PROMPT: Find the lines containing the word "watermark" and copy every one of them.

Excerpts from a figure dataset
┄┄┄┄┄┄┄┄┄┄┄┄┄┄┄┄┄┄┄┄
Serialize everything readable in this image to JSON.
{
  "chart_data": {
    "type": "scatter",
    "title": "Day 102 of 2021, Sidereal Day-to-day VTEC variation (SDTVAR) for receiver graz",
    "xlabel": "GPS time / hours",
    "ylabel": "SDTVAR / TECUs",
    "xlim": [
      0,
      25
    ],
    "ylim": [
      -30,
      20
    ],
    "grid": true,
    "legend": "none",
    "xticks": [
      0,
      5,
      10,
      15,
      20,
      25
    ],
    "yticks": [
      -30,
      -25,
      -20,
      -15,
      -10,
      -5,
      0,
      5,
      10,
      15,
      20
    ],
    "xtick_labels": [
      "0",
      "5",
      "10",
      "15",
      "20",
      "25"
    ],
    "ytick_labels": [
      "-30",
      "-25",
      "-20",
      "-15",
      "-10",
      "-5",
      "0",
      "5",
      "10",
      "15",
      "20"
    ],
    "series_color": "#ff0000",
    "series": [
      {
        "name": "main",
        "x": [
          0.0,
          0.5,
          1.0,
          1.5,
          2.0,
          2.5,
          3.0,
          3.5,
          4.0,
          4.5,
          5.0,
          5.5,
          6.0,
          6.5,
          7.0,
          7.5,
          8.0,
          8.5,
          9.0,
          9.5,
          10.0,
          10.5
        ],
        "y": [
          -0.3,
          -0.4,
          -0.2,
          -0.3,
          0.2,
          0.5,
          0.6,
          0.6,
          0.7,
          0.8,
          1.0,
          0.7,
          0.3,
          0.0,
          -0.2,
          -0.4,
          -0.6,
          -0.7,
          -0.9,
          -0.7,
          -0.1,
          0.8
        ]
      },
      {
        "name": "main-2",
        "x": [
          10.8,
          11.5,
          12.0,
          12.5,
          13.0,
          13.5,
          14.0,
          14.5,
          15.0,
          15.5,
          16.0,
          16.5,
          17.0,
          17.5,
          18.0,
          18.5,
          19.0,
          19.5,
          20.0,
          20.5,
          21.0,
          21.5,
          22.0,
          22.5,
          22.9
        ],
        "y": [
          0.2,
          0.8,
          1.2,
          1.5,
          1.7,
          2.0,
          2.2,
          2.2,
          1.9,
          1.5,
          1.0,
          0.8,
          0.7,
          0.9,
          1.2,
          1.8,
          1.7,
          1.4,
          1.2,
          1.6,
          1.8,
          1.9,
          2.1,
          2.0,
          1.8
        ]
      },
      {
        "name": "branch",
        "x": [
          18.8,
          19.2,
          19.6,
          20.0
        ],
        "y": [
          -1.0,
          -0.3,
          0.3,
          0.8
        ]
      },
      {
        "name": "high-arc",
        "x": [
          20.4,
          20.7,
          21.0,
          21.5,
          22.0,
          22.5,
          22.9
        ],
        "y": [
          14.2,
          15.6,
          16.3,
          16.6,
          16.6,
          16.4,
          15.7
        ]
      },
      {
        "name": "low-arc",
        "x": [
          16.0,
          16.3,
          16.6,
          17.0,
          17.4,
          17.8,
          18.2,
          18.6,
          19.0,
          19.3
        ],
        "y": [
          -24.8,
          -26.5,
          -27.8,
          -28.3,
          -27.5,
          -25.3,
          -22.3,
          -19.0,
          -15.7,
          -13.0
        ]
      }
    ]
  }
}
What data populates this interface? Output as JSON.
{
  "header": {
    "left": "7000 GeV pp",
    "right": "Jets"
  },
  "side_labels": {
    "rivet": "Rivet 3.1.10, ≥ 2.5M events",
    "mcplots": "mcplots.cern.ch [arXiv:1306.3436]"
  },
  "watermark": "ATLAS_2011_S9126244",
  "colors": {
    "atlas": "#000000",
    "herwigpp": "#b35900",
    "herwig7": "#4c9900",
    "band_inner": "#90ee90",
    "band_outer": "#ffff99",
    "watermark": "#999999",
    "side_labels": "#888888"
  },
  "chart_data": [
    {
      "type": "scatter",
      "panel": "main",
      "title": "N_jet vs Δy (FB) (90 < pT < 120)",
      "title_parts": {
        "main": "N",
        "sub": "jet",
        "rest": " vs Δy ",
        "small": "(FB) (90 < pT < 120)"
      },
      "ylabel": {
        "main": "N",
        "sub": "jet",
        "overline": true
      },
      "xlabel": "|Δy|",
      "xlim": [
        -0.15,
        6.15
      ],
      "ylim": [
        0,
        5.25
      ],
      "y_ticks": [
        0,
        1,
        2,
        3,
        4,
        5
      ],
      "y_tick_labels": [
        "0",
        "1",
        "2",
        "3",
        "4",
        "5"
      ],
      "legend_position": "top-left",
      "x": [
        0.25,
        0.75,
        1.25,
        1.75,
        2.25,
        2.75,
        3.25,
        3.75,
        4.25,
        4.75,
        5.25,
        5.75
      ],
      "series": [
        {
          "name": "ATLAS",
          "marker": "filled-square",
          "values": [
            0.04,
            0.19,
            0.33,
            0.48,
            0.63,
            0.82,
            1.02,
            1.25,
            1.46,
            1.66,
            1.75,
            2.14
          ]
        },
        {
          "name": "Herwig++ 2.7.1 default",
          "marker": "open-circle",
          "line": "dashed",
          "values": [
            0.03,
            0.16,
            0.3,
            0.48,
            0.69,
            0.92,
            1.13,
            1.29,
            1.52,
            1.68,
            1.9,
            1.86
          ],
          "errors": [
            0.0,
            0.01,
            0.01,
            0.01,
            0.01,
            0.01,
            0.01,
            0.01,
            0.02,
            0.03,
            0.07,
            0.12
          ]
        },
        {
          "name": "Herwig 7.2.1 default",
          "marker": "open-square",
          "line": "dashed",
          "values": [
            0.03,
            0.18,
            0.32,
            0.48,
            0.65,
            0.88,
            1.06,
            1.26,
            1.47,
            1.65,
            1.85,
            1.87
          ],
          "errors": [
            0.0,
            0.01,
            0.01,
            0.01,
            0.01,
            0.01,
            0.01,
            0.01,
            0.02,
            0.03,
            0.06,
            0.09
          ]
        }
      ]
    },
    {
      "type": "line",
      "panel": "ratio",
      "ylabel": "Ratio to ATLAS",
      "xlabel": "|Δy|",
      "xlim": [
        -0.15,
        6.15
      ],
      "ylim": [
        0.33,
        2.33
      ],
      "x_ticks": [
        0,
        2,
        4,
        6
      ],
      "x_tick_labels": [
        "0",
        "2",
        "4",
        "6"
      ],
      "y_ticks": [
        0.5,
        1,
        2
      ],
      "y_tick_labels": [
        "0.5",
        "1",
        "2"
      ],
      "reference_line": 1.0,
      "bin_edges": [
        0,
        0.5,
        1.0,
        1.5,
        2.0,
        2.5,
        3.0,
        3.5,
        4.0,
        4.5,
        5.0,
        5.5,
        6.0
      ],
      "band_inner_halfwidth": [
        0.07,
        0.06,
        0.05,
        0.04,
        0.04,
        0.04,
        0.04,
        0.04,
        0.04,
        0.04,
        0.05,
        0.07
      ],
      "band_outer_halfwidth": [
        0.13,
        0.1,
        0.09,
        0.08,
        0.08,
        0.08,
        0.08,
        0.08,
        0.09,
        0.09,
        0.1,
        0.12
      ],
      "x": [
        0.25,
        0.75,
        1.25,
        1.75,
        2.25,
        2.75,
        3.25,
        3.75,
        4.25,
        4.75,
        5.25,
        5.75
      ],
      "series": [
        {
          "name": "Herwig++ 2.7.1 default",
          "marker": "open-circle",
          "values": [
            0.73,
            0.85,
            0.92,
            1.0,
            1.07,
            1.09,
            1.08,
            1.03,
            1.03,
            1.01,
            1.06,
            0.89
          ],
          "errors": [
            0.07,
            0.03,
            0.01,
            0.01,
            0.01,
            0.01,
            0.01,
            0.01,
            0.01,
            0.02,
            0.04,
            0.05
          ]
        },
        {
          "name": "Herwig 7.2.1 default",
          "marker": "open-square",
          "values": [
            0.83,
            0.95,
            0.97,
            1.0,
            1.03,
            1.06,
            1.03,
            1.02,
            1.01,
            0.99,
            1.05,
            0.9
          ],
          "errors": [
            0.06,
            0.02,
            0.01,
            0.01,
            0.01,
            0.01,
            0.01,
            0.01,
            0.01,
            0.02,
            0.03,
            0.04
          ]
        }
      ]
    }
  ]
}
┄┄┄┄┄┄┄┄┄┄┄┄┄┄┄┄┄┄┄┄
THE RESULT:
  "watermark": "ATLAS_2011_S9126244",
    "watermark": "#999999",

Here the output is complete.